═══ Dataset entries ═══

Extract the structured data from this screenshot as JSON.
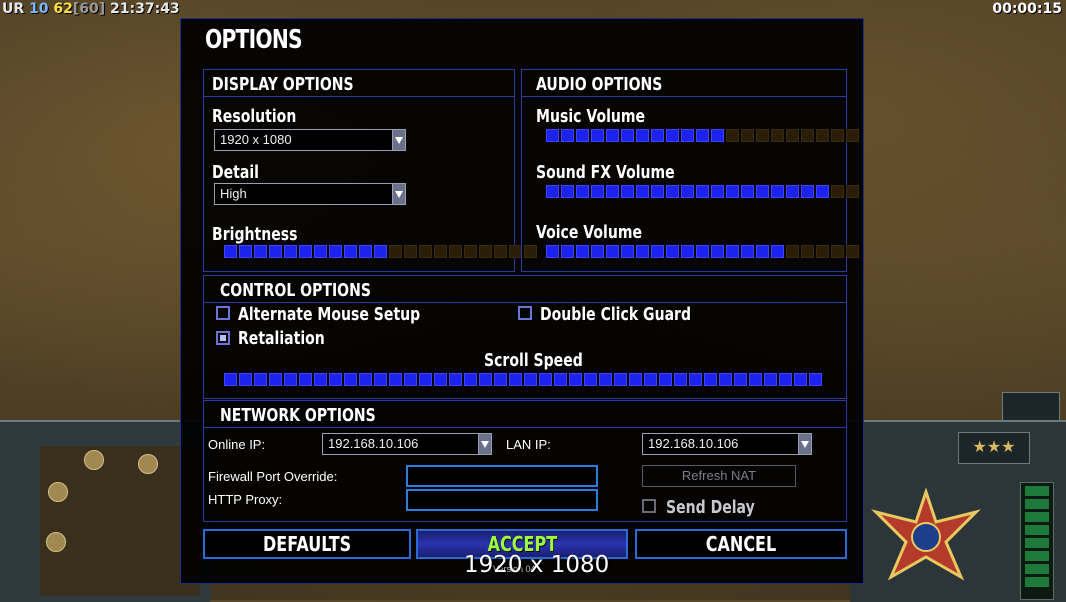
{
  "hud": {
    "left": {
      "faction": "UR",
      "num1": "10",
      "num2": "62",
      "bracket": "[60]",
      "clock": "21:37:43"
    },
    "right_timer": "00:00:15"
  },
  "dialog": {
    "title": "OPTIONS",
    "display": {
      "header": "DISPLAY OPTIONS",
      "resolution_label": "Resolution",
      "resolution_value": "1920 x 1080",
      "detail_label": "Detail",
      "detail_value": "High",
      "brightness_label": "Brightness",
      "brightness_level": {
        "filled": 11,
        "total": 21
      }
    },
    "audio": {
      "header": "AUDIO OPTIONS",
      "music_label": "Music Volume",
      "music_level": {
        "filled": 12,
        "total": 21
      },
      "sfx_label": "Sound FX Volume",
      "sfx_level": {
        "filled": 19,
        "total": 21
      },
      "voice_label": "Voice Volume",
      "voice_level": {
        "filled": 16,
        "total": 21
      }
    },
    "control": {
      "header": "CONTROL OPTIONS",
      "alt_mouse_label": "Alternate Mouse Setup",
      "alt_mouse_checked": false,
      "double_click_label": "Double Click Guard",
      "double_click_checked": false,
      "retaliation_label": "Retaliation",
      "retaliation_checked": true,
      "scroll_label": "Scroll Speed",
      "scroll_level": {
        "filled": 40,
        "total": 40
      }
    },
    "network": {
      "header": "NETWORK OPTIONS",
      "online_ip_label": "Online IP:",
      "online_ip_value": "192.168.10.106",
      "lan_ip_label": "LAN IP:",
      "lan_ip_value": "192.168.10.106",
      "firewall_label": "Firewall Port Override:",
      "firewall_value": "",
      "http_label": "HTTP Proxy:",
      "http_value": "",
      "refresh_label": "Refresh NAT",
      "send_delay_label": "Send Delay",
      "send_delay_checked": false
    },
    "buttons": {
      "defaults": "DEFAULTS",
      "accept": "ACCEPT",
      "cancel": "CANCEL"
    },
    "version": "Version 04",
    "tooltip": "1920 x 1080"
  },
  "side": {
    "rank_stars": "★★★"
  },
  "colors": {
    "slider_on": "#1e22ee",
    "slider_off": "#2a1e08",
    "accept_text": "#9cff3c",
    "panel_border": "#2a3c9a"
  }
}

═══
═══ Dataset entries ═══

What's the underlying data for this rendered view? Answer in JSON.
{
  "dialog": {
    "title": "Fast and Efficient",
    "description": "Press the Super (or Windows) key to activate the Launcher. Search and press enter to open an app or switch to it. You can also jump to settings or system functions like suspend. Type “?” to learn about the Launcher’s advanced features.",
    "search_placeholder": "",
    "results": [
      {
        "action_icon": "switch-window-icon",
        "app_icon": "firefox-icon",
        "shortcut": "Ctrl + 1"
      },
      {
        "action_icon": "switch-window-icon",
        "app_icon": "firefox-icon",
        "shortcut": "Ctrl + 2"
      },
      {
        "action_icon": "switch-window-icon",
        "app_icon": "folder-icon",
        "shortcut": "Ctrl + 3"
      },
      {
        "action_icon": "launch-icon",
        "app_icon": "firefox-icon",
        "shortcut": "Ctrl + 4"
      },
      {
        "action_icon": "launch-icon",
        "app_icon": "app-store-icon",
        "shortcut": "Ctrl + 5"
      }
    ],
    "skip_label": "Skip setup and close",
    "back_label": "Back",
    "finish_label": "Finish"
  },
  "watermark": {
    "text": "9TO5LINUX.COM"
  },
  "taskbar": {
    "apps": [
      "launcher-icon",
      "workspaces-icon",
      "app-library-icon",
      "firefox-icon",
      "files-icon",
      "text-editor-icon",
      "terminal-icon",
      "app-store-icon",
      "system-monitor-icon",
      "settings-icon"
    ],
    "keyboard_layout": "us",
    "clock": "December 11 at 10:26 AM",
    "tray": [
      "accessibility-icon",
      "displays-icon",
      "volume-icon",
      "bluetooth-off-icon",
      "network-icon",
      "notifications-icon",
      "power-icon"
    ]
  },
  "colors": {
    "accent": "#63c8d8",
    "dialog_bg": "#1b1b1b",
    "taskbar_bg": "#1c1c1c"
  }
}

═══

[Direction] Pick out every line holding the string "header" and return it.

[Task result]
      "header": "DISPLAY OPTIONS",
      "header": "AUDIO OPTIONS",
      "header": "CONTROL OPTIONS",
      "header": "NETWORK OPTIONS",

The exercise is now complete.